What you are asked to do: Print all the records exactly, please.

━━━━━━━━

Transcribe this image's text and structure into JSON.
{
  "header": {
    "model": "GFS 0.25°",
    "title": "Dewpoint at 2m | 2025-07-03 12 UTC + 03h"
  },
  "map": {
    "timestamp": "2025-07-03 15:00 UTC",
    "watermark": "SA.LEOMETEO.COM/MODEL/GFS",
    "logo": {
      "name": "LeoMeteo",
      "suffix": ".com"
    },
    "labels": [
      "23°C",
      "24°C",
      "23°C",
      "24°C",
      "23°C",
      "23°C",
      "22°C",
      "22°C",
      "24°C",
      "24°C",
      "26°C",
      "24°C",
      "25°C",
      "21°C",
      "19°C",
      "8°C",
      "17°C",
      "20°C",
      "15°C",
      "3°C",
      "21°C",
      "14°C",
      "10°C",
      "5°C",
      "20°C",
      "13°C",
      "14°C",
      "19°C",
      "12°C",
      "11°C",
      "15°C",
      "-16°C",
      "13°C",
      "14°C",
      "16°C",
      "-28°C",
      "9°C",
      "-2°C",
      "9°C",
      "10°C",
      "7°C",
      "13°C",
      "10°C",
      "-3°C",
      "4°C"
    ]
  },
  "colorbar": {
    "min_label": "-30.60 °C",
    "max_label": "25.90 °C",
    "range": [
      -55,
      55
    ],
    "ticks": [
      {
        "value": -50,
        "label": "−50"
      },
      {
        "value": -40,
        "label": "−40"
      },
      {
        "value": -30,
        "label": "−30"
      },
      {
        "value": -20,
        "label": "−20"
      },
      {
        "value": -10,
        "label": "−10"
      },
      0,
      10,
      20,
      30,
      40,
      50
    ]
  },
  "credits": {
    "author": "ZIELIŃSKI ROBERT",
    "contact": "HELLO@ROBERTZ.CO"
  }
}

━━━━━━━━

Expected answer:
Transcribe this image's text and structure into JSON.
{
  "header": {
    "model": "GFS 0.25°",
    "title": "Dewpoint at 2m | 2025-07-03 12 UTC + 03h"
  },
  "map": {
    "timestamp": "2025-07-03 15:00 UTC",
    "watermark": "SA.LEOMETEO.COM/MODEL/GFS",
    "logo": {
      "name": "LeoMeteo",
      "suffix": ".com"
    },
    "labels": [
      "23°C",
      "24°C",
      "23°C",
      "24°C",
      "23°C",
      "23°C",
      "22°C",
      "22°C",
      "24°C",
      "24°C",
      "26°C",
      "24°C",
      "25°C",
      "21°C",
      "19°C",
      "8°C",
      "17°C",
      "20°C",
      "15°C",
      "3°C",
      "21°C",
      "14°C",
      "10°C",
      "5°C",
      "20°C",
      "13°C",
      "14°C",
      "19°C",
      "12°C",
      "11°C",
      "15°C",
      "-16°C",
      "13°C",
      "14°C",
      "16°C",
      "-28°C",
      "9°C",
      "-2°C",
      "9°C",
      "10°C",
      "7°C",
      "13°C",
      "10°C",
      "-3°C",
      "4°C"
    ]
  },
  "colorbar": {
    "min_label": "-30.60 °C",
    "max_label": "25.90 °C",
    "range": [
      -55,
      55
    ],
    "ticks": [
      {
        "value": -50,
        "label": "−50"
      },
      {
        "value": -40,
        "label": "−40"
      },
      {
        "value": -30,
        "label": "−30"
      },
      {
        "value": -20,
        "label": "−20"
      },
      {
        "value": -10,
        "label": "−10"
      },
      0,
      10,
      20,
      30,
      40,
      50
    ]
  },
  "credits": {
    "author": "ZIELIŃSKI ROBERT",
    "contact": "HELLO@ROBERTZ.CO"
  }
}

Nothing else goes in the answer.